[Exercise inputs start]

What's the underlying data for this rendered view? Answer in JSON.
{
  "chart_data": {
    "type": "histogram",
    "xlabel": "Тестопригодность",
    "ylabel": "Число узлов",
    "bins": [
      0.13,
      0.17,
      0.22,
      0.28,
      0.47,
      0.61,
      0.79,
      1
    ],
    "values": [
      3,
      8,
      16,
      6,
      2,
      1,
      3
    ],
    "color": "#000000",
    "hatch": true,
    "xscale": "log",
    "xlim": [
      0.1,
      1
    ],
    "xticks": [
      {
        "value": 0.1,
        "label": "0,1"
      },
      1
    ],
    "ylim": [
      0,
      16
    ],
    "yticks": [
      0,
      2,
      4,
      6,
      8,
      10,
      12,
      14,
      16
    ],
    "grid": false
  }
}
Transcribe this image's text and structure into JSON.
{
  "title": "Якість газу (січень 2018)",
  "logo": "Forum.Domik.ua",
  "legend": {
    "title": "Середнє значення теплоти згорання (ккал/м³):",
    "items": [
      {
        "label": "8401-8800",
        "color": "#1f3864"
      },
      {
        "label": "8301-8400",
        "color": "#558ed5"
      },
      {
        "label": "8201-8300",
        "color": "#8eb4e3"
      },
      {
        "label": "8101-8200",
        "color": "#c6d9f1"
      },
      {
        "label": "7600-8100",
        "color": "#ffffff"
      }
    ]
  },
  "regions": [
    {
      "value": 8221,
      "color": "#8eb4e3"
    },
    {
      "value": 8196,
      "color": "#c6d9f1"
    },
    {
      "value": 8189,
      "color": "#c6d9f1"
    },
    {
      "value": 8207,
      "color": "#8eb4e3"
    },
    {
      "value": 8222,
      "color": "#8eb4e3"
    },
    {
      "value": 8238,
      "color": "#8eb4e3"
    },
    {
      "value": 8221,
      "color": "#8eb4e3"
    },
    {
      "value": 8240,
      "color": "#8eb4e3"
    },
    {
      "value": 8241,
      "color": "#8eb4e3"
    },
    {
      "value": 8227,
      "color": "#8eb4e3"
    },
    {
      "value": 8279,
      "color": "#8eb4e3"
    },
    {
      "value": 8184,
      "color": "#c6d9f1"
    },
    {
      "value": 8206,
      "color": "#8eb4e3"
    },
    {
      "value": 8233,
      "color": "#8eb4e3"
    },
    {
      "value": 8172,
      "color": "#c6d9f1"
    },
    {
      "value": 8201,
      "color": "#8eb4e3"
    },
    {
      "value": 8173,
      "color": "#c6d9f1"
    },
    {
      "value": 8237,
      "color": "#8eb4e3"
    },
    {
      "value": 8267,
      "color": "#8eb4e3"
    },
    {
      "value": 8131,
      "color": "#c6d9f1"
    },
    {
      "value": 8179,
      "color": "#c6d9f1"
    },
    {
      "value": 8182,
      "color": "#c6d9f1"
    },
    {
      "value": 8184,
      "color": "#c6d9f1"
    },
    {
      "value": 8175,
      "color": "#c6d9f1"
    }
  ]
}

[Exercise inputs end]

--- Work required ---
Copy down the whole of the data above, matching it exactly.

--- Answer to this problem ---
What's the underlying data for this rendered view? Answer in JSON.
{
  "chart_data": {
    "type": "histogram",
    "xlabel": "Тестопригодность",
    "ylabel": "Число узлов",
    "bins": [
      0.13,
      0.17,
      0.22,
      0.28,
      0.47,
      0.61,
      0.79,
      1
    ],
    "values": [
      3,
      8,
      16,
      6,
      2,
      1,
      3
    ],
    "color": "#000000",
    "hatch": true,
    "xscale": "log",
    "xlim": [
      0.1,
      1
    ],
    "xticks": [
      {
        "value": 0.1,
        "label": "0,1"
      },
      1
    ],
    "ylim": [
      0,
      16
    ],
    "yticks": [
      0,
      2,
      4,
      6,
      8,
      10,
      12,
      14,
      16
    ],
    "grid": false
  }
}
Transcribe this image's text and structure into JSON.
{
  "title": "Якість газу (січень 2018)",
  "logo": "Forum.Domik.ua",
  "legend": {
    "title": "Середнє значення теплоти згорання (ккал/м³):",
    "items": [
      {
        "label": "8401-8800",
        "color": "#1f3864"
      },
      {
        "label": "8301-8400",
        "color": "#558ed5"
      },
      {
        "label": "8201-8300",
        "color": "#8eb4e3"
      },
      {
        "label": "8101-8200",
        "color": "#c6d9f1"
      },
      {
        "label": "7600-8100",
        "color": "#ffffff"
      }
    ]
  },
  "regions": [
    {
      "value": 8221,
      "color": "#8eb4e3"
    },
    {
      "value": 8196,
      "color": "#c6d9f1"
    },
    {
      "value": 8189,
      "color": "#c6d9f1"
    },
    {
      "value": 8207,
      "color": "#8eb4e3"
    },
    {
      "value": 8222,
      "color": "#8eb4e3"
    },
    {
      "value": 8238,
      "color": "#8eb4e3"
    },
    {
      "value": 8221,
      "color": "#8eb4e3"
    },
    {
      "value": 8240,
      "color": "#8eb4e3"
    },
    {
      "value": 8241,
      "color": "#8eb4e3"
    },
    {
      "value": 8227,
      "color": "#8eb4e3"
    },
    {
      "value": 8279,
      "color": "#8eb4e3"
    },
    {
      "value": 8184,
      "color": "#c6d9f1"
    },
    {
      "value": 8206,
      "color": "#8eb4e3"
    },
    {
      "value": 8233,
      "color": "#8eb4e3"
    },
    {
      "value": 8172,
      "color": "#c6d9f1"
    },
    {
      "value": 8201,
      "color": "#8eb4e3"
    },
    {
      "value": 8173,
      "color": "#c6d9f1"
    },
    {
      "value": 8237,
      "color": "#8eb4e3"
    },
    {
      "value": 8267,
      "color": "#8eb4e3"
    },
    {
      "value": 8131,
      "color": "#c6d9f1"
    },
    {
      "value": 8179,
      "color": "#c6d9f1"
    },
    {
      "value": 8182,
      "color": "#c6d9f1"
    },
    {
      "value": 8184,
      "color": "#c6d9f1"
    },
    {
      "value": 8175,
      "color": "#c6d9f1"
    }
  ]
}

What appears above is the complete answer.